== Exercise directions ==
Make an exact copy of all the entries below, with the pictures left out.

== Exercise materials ==
** begin **

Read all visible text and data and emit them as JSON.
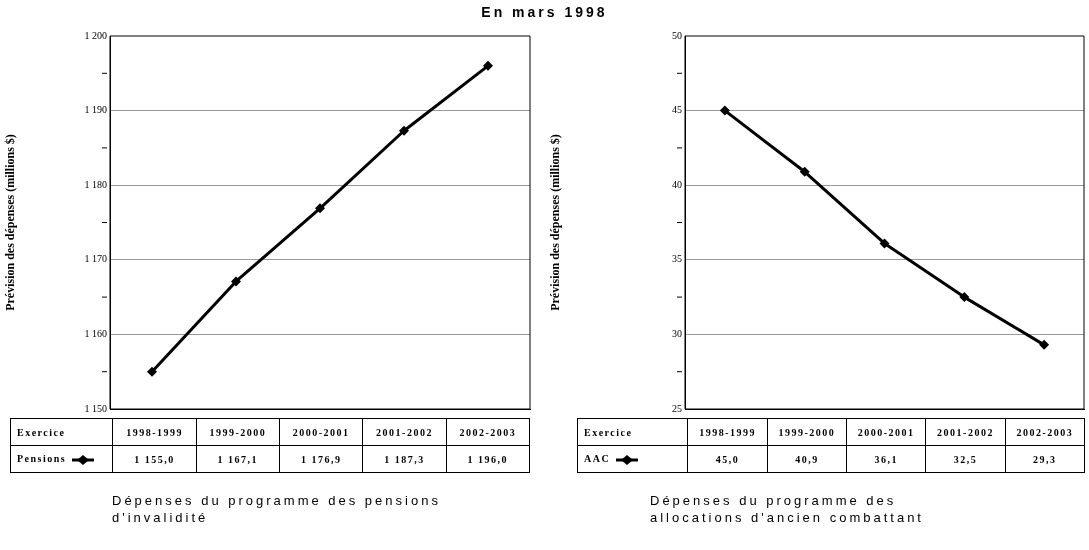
{
  "chart_data": [
    {
      "type": "line",
      "title": "En mars 1998",
      "ylabel": "Prévision des dépenses (millions $)",
      "xlabel": "Exercice",
      "categories": [
        "1998-1999",
        "1999-2000",
        "2000-2001",
        "2001-2002",
        "2002-2003"
      ],
      "series": [
        {
          "name": "Pensions",
          "color": "#000000",
          "values": [
            1155.0,
            1167.1,
            1176.9,
            1187.3,
            1196.0
          ],
          "value_labels": [
            "1 155,0",
            "1 167,1",
            "1 176,9",
            "1 187,3",
            "1 196,0"
          ]
        }
      ],
      "ylim": [
        1150,
        1200
      ],
      "yticks": [
        {
          "value": 1150,
          "label": "1 150"
        },
        {
          "value": 1155,
          "label": null
        },
        {
          "value": 1160,
          "label": "1 160"
        },
        {
          "value": 1165,
          "label": null
        },
        {
          "value": 1170,
          "label": "1 170"
        },
        {
          "value": 1175,
          "label": null
        },
        {
          "value": 1180,
          "label": "1 180"
        },
        {
          "value": 1185,
          "label": null
        },
        {
          "value": 1190,
          "label": "1 190"
        },
        {
          "value": 1195,
          "label": null
        },
        {
          "value": 1200,
          "label": "1 200"
        }
      ],
      "grid": "y",
      "marker": "diamond",
      "legend": "bottom left",
      "annotations": [
        "Dépenses du programme des pensions d'invalidité"
      ]
    },
    {
      "type": "line",
      "ylabel": "Prévision des dépenses (millions $)",
      "xlabel": "Exercice",
      "categories": [
        "1998-1999",
        "1999-2000",
        "2000-2001",
        "2001-2002",
        "2002-2003"
      ],
      "series": [
        {
          "name": "AAC",
          "color": "#000000",
          "values": [
            45.0,
            40.9,
            36.1,
            32.5,
            29.3
          ],
          "value_labels": [
            "45,0",
            "40,9",
            "36,1",
            "32,5",
            "29,3"
          ]
        }
      ],
      "ylim": [
        25,
        50
      ],
      "yticks": [
        25,
        {
          "value": 27.5,
          "label": null
        },
        30,
        {
          "value": 32.5,
          "label": null
        },
        35,
        {
          "value": 37.5,
          "label": null
        },
        40,
        {
          "value": 42.5,
          "label": null
        },
        45,
        {
          "value": 47.5,
          "label": null
        },
        50
      ],
      "grid": "y",
      "marker": "diamond",
      "legend": "bottom left",
      "annotations": [
        "Dépenses du programme des allocations d'ancien combattant"
      ]
    }
  ]
}
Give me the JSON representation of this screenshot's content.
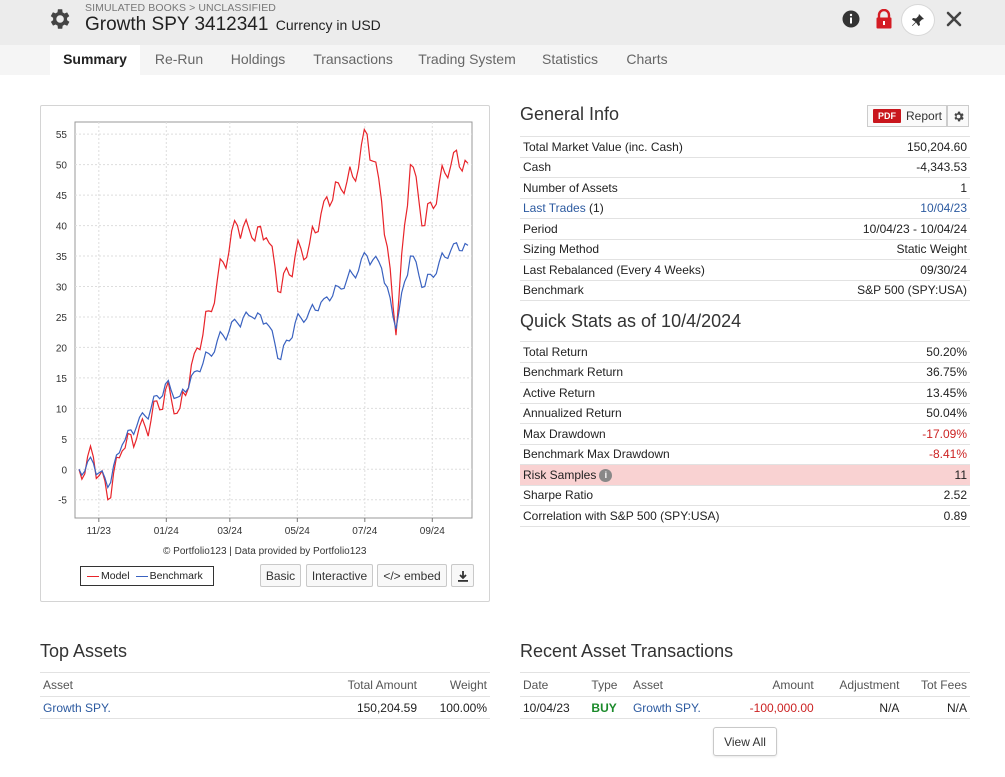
{
  "header": {
    "breadcrumb": "SIMULATED BOOKS > UNCLASSIFIED",
    "title": "Growth SPY 3412341",
    "currency": "Currency in USD",
    "icons": [
      "gear-icon",
      "info-icon",
      "lock-icon",
      "pin-icon",
      "close-icon"
    ]
  },
  "tabs": [
    {
      "label": "Summary",
      "active": true
    },
    {
      "label": "Re-Run"
    },
    {
      "label": "Holdings"
    },
    {
      "label": "Transactions"
    },
    {
      "label": "Trading System"
    },
    {
      "label": "Statistics"
    },
    {
      "label": "Charts"
    }
  ],
  "chart": {
    "credit": "© Portfolio123 | Data provided by Portfolio123",
    "legend": {
      "model": "Model",
      "benchmark": "Benchmark"
    },
    "buttons": {
      "basic": "Basic",
      "interactive": "Interactive",
      "embed": "</> embed"
    }
  },
  "chart_data": {
    "type": "line",
    "ylim": [
      -8,
      57
    ],
    "yticks": [
      -5,
      0,
      5,
      10,
      15,
      20,
      25,
      30,
      35,
      40,
      45,
      50,
      55
    ],
    "xticks": [
      "11/23",
      "01/24",
      "03/24",
      "05/24",
      "07/24",
      "09/24"
    ],
    "grid": true,
    "legend_position": "bottom-left",
    "colors": {
      "model": "#e8242a",
      "benchmark": "#3a62c0"
    },
    "x": [
      "10/04/23",
      "10/18/23",
      "11/01/23",
      "11/15/23",
      "11/29/23",
      "12/13/23",
      "12/27/23",
      "01/10/24",
      "01/24/24",
      "02/07/24",
      "02/21/24",
      "03/06/24",
      "03/20/24",
      "04/03/24",
      "04/17/24",
      "05/01/24",
      "05/15/24",
      "05/29/24",
      "06/12/24",
      "06/26/24",
      "07/10/24",
      "07/24/24",
      "08/07/24",
      "08/21/24",
      "09/04/24",
      "09/18/24",
      "10/02/24",
      "10/04/24"
    ],
    "series": [
      {
        "name": "Model",
        "values": [
          0,
          2,
          -5,
          3,
          5,
          8,
          13,
          10,
          19,
          26,
          34,
          40,
          38,
          38,
          29,
          35,
          37,
          44,
          47,
          48,
          55,
          44,
          22,
          50,
          40,
          47,
          52,
          50.2
        ]
      },
      {
        "name": "Benchmark",
        "values": [
          0,
          1,
          -3,
          4,
          7,
          10,
          14,
          12,
          16,
          19,
          22,
          24,
          25,
          24,
          18,
          24,
          26,
          28,
          30,
          32,
          35,
          33,
          23,
          35,
          30,
          34,
          37,
          36.75
        ]
      }
    ]
  },
  "general_info": {
    "title": "General Info",
    "report_label": "Report",
    "pdf_tag": "PDF",
    "rows": [
      {
        "label": "Total Market Value (inc. Cash)",
        "value": "150,204.60"
      },
      {
        "label": "Cash",
        "value": "-4,343.53"
      },
      {
        "label": "Number of Assets",
        "value": "1"
      },
      {
        "label": "Last Trades",
        "count": "(1)",
        "value": "10/04/23"
      },
      {
        "label": "Period",
        "value": "10/04/23 - 10/04/24"
      },
      {
        "label": "Sizing Method",
        "value": "Static Weight"
      },
      {
        "label": "Last Rebalanced (Every 4 Weeks)",
        "value": "09/30/24"
      },
      {
        "label": "Benchmark",
        "value": "S&P 500 (SPY:USA)"
      }
    ]
  },
  "quick_stats": {
    "title": "Quick Stats as of 10/4/2024",
    "rows": [
      {
        "label": "Total Return",
        "value": "50.20%"
      },
      {
        "label": "Benchmark Return",
        "value": "36.75%"
      },
      {
        "label": "Active Return",
        "value": "13.45%"
      },
      {
        "label": "Annualized Return",
        "value": "50.04%"
      },
      {
        "label": "Max Drawdown",
        "value": "-17.09%"
      },
      {
        "label": "Benchmark Max Drawdown",
        "value": "-8.41%"
      },
      {
        "label": "Risk Samples",
        "value": "11"
      },
      {
        "label": "Sharpe Ratio",
        "value": "2.52"
      },
      {
        "label": "Correlation with S&P 500 (SPY:USA)",
        "value": "0.89"
      }
    ]
  },
  "top_assets": {
    "title": "Top Assets",
    "headers": {
      "asset": "Asset",
      "total_amount": "Total Amount",
      "weight": "Weight"
    },
    "rows": [
      {
        "asset": "Growth SPY.",
        "total_amount": "150,204.59",
        "weight": "100.00%"
      }
    ]
  },
  "recent_transactions": {
    "title": "Recent Asset Transactions",
    "headers": {
      "date": "Date",
      "type": "Type",
      "asset": "Asset",
      "amount": "Amount",
      "adjustment": "Adjustment",
      "fees": "Tot Fees"
    },
    "rows": [
      {
        "date": "10/04/23",
        "type": "BUY",
        "asset": "Growth SPY.",
        "amount": "-100,000.00",
        "adjustment": "N/A",
        "fees": "N/A"
      }
    ],
    "view_all": "View All"
  }
}
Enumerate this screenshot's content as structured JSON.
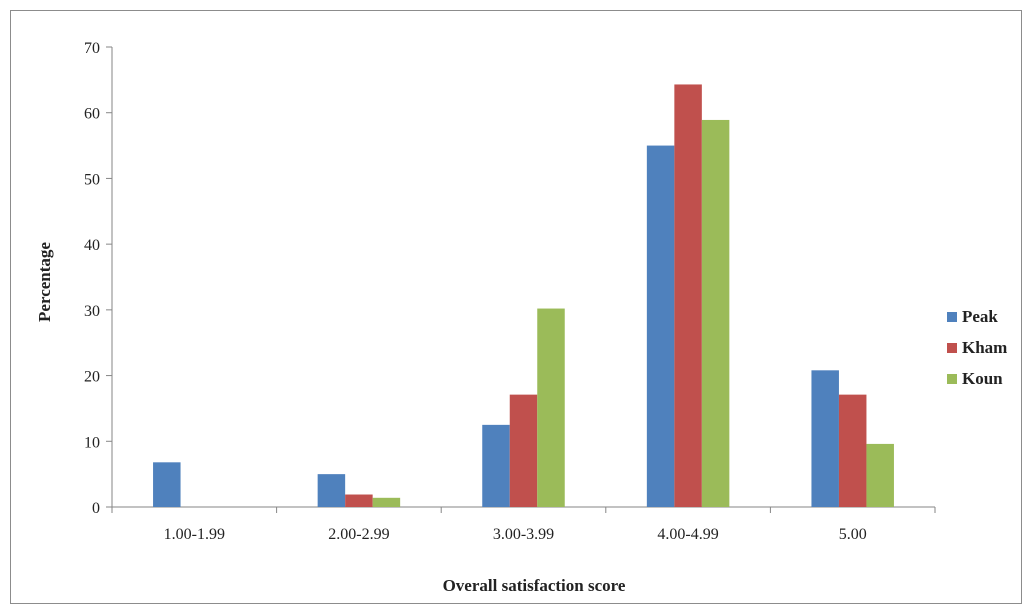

** end **

== Answer to this problem ==
Read all visible text and data and emit them as JSON.
{
  "chart_data": [
    {
      "type": "line",
      "title": "En mars 1998",
      "ylabel": "Prévision des dépenses (millions $)",
      "xlabel": "Exercice",
      "categories": [
        "1998-1999",
        "1999-2000",
        "2000-2001",
        "2001-2002",
        "2002-2003"
      ],
      "series": [
        {
          "name": "Pensions",
          "color": "#000000",
          "values": [
            1155.0,
            1167.1,
            1176.9,
            1187.3,
            1196.0
          ],
          "value_labels": [
            "1 155,0",
            "1 167,1",
            "1 176,9",
            "1 187,3",
            "1 196,0"
          ]
        }
      ],
      "ylim": [
        1150,
        1200
      ],
      "yticks": [
        {
          "value": 1150,
          "label": "1 150"
        },
        {
          "value": 1155,
          "label": null
        },
        {
          "value": 1160,
          "label": "1 160"
        },
        {
          "value": 1165,
          "label": null
        },
        {
          "value": 1170,
          "label": "1 170"
        },
        {
          "value": 1175,
          "label": null
        },
        {
          "value": 1180,
          "label": "1 180"
        },
        {
          "value": 1185,
          "label": null
        },
        {
          "value": 1190,
          "label": "1 190"
        },
        {
          "value": 1195,
          "label": null
        },
        {
          "value": 1200,
          "label": "1 200"
        }
      ],
      "grid": "y",
      "marker": "diamond",
      "legend": "bottom left",
      "annotations": [
        "Dépenses du programme des pensions d'invalidité"
      ]
    },
    {
      "type": "line",
      "ylabel": "Prévision des dépenses (millions $)",
      "xlabel": "Exercice",
      "categories": [
        "1998-1999",
        "1999-2000",
        "2000-2001",
        "2001-2002",
        "2002-2003"
      ],
      "series": [
        {
          "name": "AAC",
          "color": "#000000",
          "values": [
            45.0,
            40.9,
            36.1,
            32.5,
            29.3
          ],
          "value_labels": [
            "45,0",
            "40,9",
            "36,1",
            "32,5",
            "29,3"
          ]
        }
      ],
      "ylim": [
        25,
        50
      ],
      "yticks": [
        25,
        {
          "value": 27.5,
          "label": null
        },
        30,
        {
          "value": 32.5,
          "label": null
        },
        35,
        {
          "value": 37.5,
          "label": null
        },
        40,
        {
          "value": 42.5,
          "label": null
        },
        45,
        {
          "value": 47.5,
          "label": null
        },
        50
      ],
      "grid": "y",
      "marker": "diamond",
      "legend": "bottom left",
      "annotations": [
        "Dépenses du programme des allocations d'ancien combattant"
      ]
    }
  ]
}
Give me the JSON representation of this screenshot's content.
{
  "header": {
    "breadcrumb": "SIMULATED BOOKS > UNCLASSIFIED",
    "title": "Growth SPY 3412341",
    "currency": "Currency in USD",
    "icons": [
      "gear-icon",
      "info-icon",
      "lock-icon",
      "pin-icon",
      "close-icon"
    ]
  },
  "tabs": [
    {
      "label": "Summary",
      "active": true
    },
    {
      "label": "Re-Run"
    },
    {
      "label": "Holdings"
    },
    {
      "label": "Transactions"
    },
    {
      "label": "Trading System"
    },
    {
      "label": "Statistics"
    },
    {
      "label": "Charts"
    }
  ],
  "chart": {
    "credit": "© Portfolio123 | Data provided by Portfolio123",
    "legend": {
      "model": "Model",
      "benchmark": "Benchmark"
    },
    "buttons": {
      "basic": "Basic",
      "interactive": "Interactive",
      "embed": "</> embed"
    }
  },
  "chart_data": {
    "type": "line",
    "ylim": [
      -8,
      57
    ],
    "yticks": [
      -5,
      0,
      5,
      10,
      15,
      20,
      25,
      30,
      35,
      40,
      45,
      50,
      55
    ],
    "xticks": [
      "11/23",
      "01/24",
      "03/24",
      "05/24",
      "07/24",
      "09/24"
    ],
    "grid": true,
    "legend_position": "bottom-left",
    "colors": {
      "model": "#e8242a",
      "benchmark": "#3a62c0"
    },
    "x": [
      "10/04/23",
      "10/18/23",
      "11/01/23",
      "11/15/23",
      "11/29/23",
      "12/13/23",
      "12/27/23",
      "01/10/24",
      "01/24/24",
      "02/07/24",
      "02/21/24",
      "03/06/24",
      "03/20/24",
      "04/03/24",
      "04/17/24",
      "05/01/24",
      "05/15/24",
      "05/29/24",
      "06/12/24",
      "06/26/24",
      "07/10/24",
      "07/24/24",
      "08/07/24",
      "08/21/24",
      "09/04/24",
      "09/18/24",
      "10/02/24",
      "10/04/24"
    ],
    "series": [
      {
        "name": "Model",
        "values": [
          0,
          2,
          -5,
          3,
          5,
          8,
          13,
          10,
          19,
          26,
          34,
          40,
          38,
          38,
          29,
          35,
          37,
          44,
          47,
          48,
          55,
          44,
          22,
          50,
          40,
          47,
          52,
          50.2
        ]
      },
      {
        "name": "Benchmark",
        "values": [
          0,
          1,
          -3,
          4,
          7,
          10,
          14,
          12,
          16,
          19,
          22,
          24,
          25,
          24,
          18,
          24,
          26,
          28,
          30,
          32,
          35,
          33,
          23,
          35,
          30,
          34,
          37,
          36.75
        ]
      }
    ]
  },
  "general_info": {
    "title": "General Info",
    "report_label": "Report",
    "pdf_tag": "PDF",
    "rows": [
      {
        "label": "Total Market Value (inc. Cash)",
        "value": "150,204.60"
      },
      {
        "label": "Cash",
        "value": "-4,343.53"
      },
      {
        "label": "Number of Assets",
        "value": "1"
      },
      {
        "label": "Last Trades",
        "count": "(1)",
        "value": "10/04/23"
      },
      {
        "label": "Period",
        "value": "10/04/23 - 10/04/24"
      },
      {
        "label": "Sizing Method",
        "value": "Static Weight"
      },
      {
        "label": "Last Rebalanced (Every 4 Weeks)",
        "value": "09/30/24"
      },
      {
        "label": "Benchmark",
        "value": "S&P 500 (SPY:USA)"
      }
    ]
  },
  "quick_stats": {
    "title": "Quick Stats as of 10/4/2024",
    "rows": [
      {
        "label": "Total Return",
        "value": "50.20%"
      },
      {
        "label": "Benchmark Return",
        "value": "36.75%"
      },
      {
        "label": "Active Return",
        "value": "13.45%"
      },
      {
        "label": "Annualized Return",
        "value": "50.04%"
      },
      {
        "label": "Max Drawdown",
        "value": "-17.09%"
      },
      {
        "label": "Benchmark Max Drawdown",
        "value": "-8.41%"
      },
      {
        "label": "Risk Samples",
        "value": "11"
      },
      {
        "label": "Sharpe Ratio",
        "value": "2.52"
      },
      {
        "label": "Correlation with S&P 500 (SPY:USA)",
        "value": "0.89"
      }
    ]
  },
  "top_assets": {
    "title": "Top Assets",
    "headers": {
      "asset": "Asset",
      "total_amount": "Total Amount",
      "weight": "Weight"
    },
    "rows": [
      {
        "asset": "Growth SPY.",
        "total_amount": "150,204.59",
        "weight": "100.00%"
      }
    ]
  },
  "recent_transactions": {
    "title": "Recent Asset Transactions",
    "headers": {
      "date": "Date",
      "type": "Type",
      "asset": "Asset",
      "amount": "Amount",
      "adjustment": "Adjustment",
      "fees": "Tot Fees"
    },
    "rows": [
      {
        "date": "10/04/23",
        "type": "BUY",
        "asset": "Growth SPY.",
        "amount": "-100,000.00",
        "adjustment": "N/A",
        "fees": "N/A"
      }
    ],
    "view_all": "View All"
  }
}
Enumerate this screenshot's content as structured JSON.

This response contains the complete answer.